*Provided data*:
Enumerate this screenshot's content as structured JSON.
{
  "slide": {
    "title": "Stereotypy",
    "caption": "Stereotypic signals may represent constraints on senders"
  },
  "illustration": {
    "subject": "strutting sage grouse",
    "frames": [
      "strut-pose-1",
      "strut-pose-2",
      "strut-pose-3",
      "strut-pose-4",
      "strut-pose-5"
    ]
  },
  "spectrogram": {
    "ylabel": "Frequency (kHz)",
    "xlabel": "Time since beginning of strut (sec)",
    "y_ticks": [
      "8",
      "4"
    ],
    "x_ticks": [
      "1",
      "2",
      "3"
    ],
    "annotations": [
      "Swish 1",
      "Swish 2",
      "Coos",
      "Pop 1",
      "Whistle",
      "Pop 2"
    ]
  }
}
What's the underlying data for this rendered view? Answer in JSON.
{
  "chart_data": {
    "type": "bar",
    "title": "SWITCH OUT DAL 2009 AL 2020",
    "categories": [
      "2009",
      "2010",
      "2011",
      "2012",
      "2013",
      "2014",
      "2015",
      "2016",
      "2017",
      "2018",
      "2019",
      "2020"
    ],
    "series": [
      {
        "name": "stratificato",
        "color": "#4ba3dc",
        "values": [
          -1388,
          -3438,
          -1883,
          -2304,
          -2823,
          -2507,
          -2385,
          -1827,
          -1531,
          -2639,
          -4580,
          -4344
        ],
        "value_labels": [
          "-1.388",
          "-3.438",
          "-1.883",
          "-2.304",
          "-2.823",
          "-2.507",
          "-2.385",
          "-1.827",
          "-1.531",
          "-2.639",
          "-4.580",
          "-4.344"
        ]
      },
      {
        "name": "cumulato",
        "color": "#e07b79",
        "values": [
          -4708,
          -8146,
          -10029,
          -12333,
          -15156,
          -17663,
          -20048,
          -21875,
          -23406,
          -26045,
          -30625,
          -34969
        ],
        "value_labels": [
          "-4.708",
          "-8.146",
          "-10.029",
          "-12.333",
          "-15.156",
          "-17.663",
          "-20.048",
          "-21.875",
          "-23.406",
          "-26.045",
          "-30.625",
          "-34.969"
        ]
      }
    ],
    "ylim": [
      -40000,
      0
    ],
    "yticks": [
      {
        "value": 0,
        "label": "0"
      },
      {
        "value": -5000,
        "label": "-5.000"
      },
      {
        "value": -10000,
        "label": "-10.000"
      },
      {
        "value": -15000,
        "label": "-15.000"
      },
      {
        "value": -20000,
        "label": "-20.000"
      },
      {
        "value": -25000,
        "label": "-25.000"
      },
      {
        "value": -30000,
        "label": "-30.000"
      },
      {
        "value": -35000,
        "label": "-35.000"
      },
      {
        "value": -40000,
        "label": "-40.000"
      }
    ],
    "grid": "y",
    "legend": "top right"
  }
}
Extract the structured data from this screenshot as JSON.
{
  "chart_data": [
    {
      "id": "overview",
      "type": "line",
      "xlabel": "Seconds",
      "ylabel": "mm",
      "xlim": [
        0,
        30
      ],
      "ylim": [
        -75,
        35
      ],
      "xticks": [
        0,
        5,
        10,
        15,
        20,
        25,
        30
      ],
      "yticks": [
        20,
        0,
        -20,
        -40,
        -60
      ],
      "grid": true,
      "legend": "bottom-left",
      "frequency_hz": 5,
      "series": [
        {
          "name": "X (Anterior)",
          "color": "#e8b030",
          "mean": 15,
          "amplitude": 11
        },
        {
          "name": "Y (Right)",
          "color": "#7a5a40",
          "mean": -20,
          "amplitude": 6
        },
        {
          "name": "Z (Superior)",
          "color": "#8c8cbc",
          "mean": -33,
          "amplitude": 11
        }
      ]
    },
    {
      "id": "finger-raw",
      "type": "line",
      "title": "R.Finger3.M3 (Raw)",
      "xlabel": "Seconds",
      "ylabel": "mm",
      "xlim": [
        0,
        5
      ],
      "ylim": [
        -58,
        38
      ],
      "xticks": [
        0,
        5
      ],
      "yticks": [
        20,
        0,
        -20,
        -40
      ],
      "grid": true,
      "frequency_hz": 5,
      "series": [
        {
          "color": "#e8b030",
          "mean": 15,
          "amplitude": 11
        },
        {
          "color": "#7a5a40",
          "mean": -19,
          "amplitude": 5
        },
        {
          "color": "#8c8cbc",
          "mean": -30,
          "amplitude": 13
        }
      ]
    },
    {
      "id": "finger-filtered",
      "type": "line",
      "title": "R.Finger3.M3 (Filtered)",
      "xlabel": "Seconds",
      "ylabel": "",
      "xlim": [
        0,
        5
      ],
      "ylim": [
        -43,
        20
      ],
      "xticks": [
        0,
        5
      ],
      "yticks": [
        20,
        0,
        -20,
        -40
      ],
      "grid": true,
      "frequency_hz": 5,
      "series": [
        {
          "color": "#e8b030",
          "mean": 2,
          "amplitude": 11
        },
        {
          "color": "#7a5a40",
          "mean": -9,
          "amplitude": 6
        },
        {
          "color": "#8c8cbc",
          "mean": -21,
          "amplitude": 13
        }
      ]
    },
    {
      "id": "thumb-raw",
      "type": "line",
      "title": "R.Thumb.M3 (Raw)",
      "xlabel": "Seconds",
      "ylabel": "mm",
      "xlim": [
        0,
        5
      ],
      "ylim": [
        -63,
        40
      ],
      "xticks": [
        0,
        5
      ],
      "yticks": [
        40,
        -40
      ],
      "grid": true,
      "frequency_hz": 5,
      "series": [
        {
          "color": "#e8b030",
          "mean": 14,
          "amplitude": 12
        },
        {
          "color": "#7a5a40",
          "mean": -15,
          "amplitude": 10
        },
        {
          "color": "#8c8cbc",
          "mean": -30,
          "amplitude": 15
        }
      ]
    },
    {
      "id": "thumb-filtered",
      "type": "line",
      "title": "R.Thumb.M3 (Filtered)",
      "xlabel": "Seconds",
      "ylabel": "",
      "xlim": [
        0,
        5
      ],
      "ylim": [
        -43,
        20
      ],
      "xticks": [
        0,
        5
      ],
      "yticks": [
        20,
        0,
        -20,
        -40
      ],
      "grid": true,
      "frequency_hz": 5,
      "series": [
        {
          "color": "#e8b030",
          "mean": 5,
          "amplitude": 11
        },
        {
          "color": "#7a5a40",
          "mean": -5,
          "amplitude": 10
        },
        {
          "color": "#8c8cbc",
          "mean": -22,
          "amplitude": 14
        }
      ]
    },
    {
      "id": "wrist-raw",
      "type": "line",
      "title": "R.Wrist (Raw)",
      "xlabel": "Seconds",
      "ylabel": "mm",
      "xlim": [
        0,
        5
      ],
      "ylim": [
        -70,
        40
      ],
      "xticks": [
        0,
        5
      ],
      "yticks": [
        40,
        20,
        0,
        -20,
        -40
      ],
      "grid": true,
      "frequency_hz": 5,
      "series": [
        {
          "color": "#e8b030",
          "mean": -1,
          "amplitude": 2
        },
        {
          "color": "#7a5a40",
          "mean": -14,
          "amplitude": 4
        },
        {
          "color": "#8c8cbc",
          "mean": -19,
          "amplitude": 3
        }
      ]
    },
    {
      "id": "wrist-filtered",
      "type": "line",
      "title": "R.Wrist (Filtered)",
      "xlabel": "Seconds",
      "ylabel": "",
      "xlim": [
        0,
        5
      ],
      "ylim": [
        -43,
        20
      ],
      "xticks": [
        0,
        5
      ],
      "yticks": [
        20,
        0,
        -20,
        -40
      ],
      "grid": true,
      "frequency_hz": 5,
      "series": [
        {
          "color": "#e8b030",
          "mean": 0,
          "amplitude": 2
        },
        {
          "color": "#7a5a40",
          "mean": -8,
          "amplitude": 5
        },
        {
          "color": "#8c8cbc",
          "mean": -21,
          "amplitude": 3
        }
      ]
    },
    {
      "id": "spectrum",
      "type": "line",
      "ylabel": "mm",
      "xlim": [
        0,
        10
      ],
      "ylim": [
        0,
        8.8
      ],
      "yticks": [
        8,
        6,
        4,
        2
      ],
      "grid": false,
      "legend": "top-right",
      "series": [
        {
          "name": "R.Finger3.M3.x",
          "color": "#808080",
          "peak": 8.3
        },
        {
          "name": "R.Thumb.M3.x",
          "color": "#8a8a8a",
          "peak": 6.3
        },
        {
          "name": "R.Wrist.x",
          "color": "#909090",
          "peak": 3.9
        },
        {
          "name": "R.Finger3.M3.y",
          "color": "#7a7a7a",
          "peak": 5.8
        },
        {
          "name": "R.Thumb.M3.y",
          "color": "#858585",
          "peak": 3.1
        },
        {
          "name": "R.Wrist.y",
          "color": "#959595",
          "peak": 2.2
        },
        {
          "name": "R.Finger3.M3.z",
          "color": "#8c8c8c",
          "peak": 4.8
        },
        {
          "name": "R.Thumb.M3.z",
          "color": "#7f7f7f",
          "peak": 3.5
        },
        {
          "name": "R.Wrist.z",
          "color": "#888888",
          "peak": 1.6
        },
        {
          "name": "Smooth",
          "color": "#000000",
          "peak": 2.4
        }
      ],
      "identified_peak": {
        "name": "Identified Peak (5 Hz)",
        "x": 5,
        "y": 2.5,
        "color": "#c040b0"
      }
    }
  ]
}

*Problem to solve*:
Go over the entries above and say how many lines hold the string "structured", with no other text.

*Answer*:
2